### [YOUR OBJECTIVE]
Copy the data below line for line with no changes, leaving out the pictures.
-- begin --
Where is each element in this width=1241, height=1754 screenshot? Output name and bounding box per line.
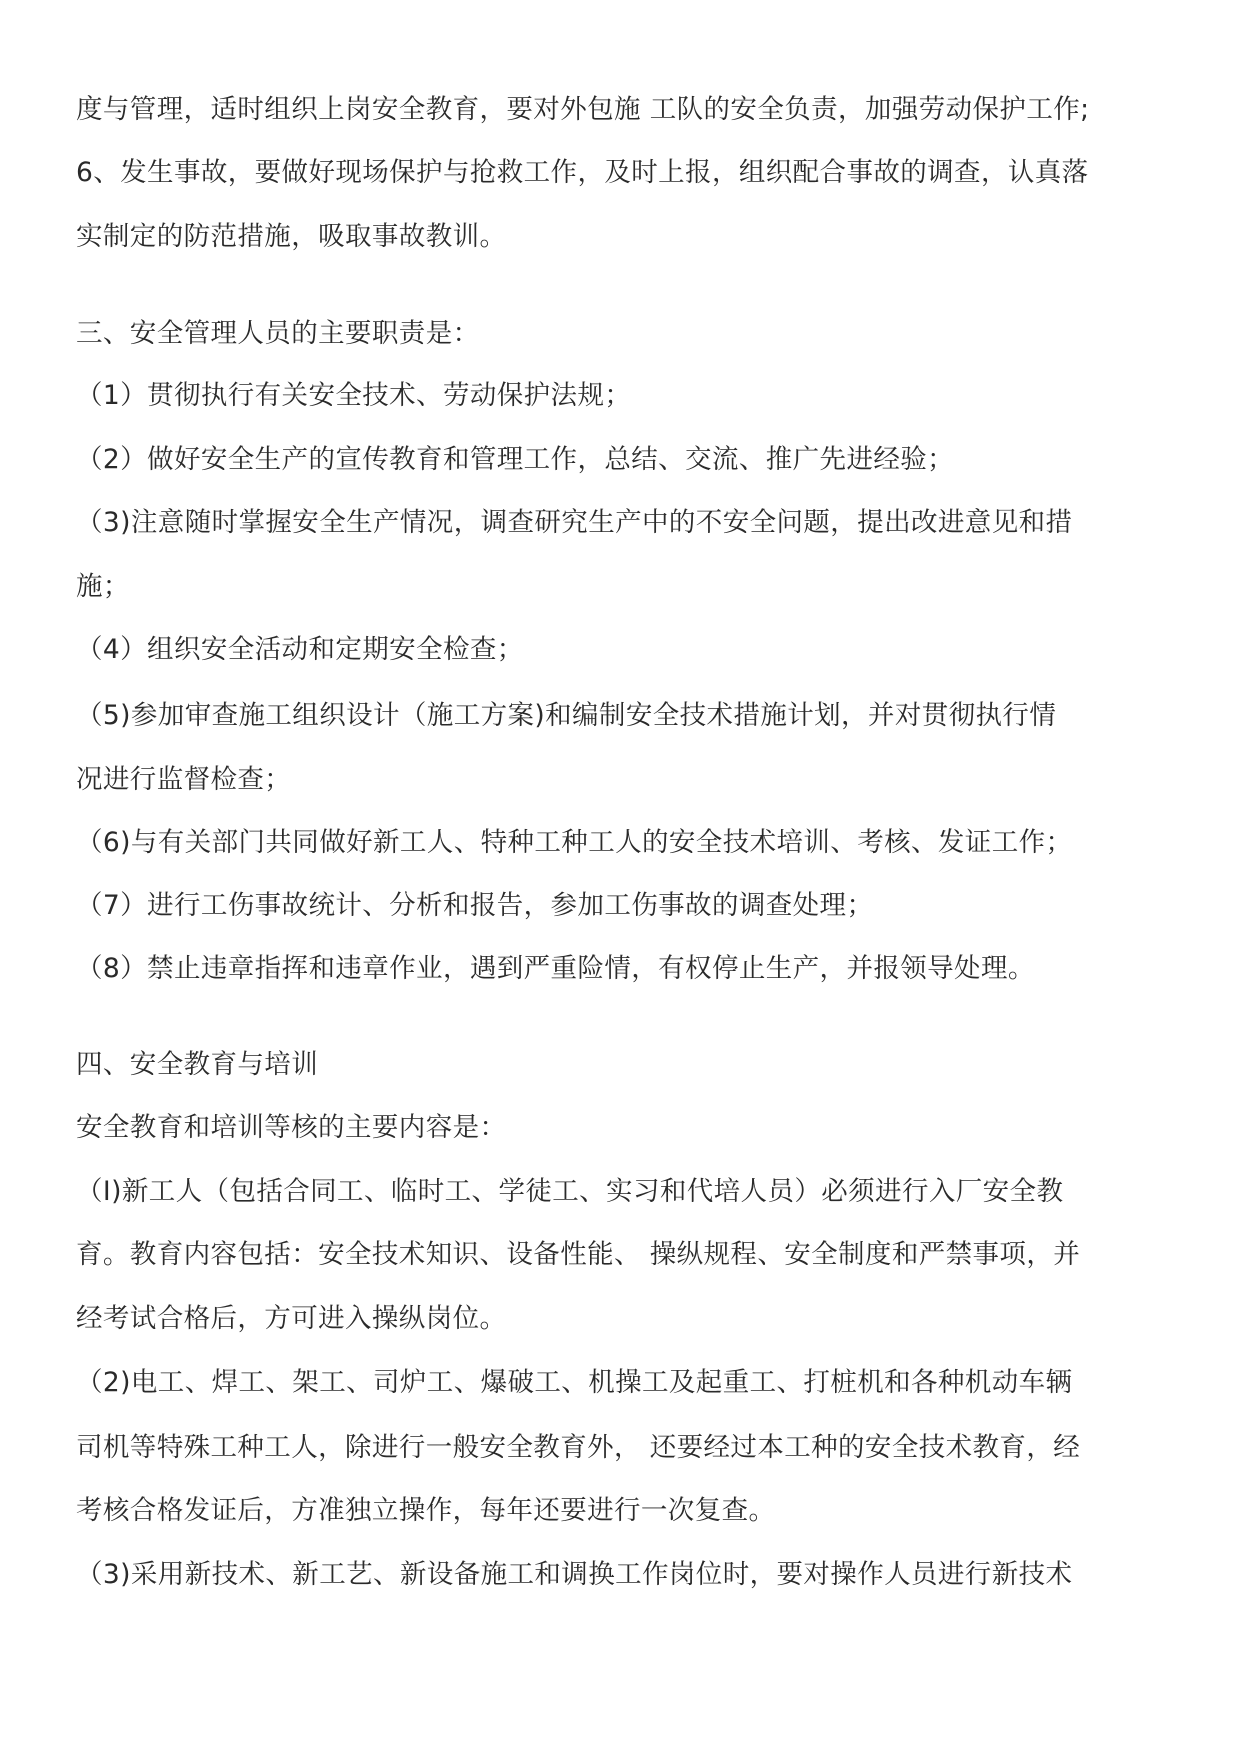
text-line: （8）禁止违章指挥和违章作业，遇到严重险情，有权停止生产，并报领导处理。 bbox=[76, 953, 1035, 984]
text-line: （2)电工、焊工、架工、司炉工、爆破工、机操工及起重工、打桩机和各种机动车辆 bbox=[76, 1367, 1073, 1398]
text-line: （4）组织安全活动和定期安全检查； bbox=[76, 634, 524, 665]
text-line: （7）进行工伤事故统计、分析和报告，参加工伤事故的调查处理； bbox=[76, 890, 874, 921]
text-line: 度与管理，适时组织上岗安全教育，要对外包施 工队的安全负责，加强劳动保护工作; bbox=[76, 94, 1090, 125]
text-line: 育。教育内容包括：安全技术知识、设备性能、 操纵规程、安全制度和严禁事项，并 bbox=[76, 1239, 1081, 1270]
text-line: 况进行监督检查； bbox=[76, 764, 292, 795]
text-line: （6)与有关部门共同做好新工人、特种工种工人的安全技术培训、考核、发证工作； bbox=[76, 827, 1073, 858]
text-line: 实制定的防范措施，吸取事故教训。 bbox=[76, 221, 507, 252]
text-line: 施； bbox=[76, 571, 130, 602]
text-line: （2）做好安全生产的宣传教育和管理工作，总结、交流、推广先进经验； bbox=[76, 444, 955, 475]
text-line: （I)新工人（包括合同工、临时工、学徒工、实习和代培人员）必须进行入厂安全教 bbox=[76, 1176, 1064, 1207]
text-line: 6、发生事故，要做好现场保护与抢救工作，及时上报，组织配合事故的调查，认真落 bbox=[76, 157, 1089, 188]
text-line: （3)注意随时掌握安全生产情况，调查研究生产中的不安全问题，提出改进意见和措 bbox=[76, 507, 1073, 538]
-- end --
### [CORRECT OUTPUT]
Where is each element in this width=1241, height=1754 screenshot? Output name and bounding box per line.
text-line: （8）禁止违章指挥和违章作业，遇到严重险情，有权停止生产，并报领导处理。 bbox=[76, 953, 1035, 984]
text-line: （2)电工、焊工、架工、司炉工、爆破工、机操工及起重工、打桩机和各种机动车辆 bbox=[76, 1367, 1073, 1398]
text-line: （4）组织安全活动和定期安全检查； bbox=[76, 634, 524, 665]
text-line: （7）进行工伤事故统计、分析和报告，参加工伤事故的调查处理； bbox=[76, 890, 874, 921]
text-line: 度与管理，适时组织上岗安全教育，要对外包施 工队的安全负责，加强劳动保护工作; bbox=[76, 94, 1090, 125]
text-line: 育。教育内容包括：安全技术知识、设备性能、 操纵规程、安全制度和严禁事项，并 bbox=[76, 1239, 1081, 1270]
text-line: 况进行监督检查； bbox=[76, 764, 292, 795]
text-line: （6)与有关部门共同做好新工人、特种工种工人的安全技术培训、考核、发证工作； bbox=[76, 827, 1073, 858]
text-line: 实制定的防范措施，吸取事故教训。 bbox=[76, 221, 507, 252]
text-line: 施； bbox=[76, 571, 130, 602]
text-line: （2）做好安全生产的宣传教育和管理工作，总结、交流、推广先进经验； bbox=[76, 444, 955, 475]
text-line: （I)新工人（包括合同工、临时工、学徒工、实习和代培人员）必须进行入厂安全教 bbox=[76, 1176, 1064, 1207]
text-line: 6、发生事故，要做好现场保护与抢救工作，及时上报，组织配合事故的调查，认真落 bbox=[76, 157, 1089, 188]
text-line: （3)注意随时掌握安全生产情况，调查研究生产中的不安全问题，提出改进意见和措 bbox=[76, 507, 1073, 538]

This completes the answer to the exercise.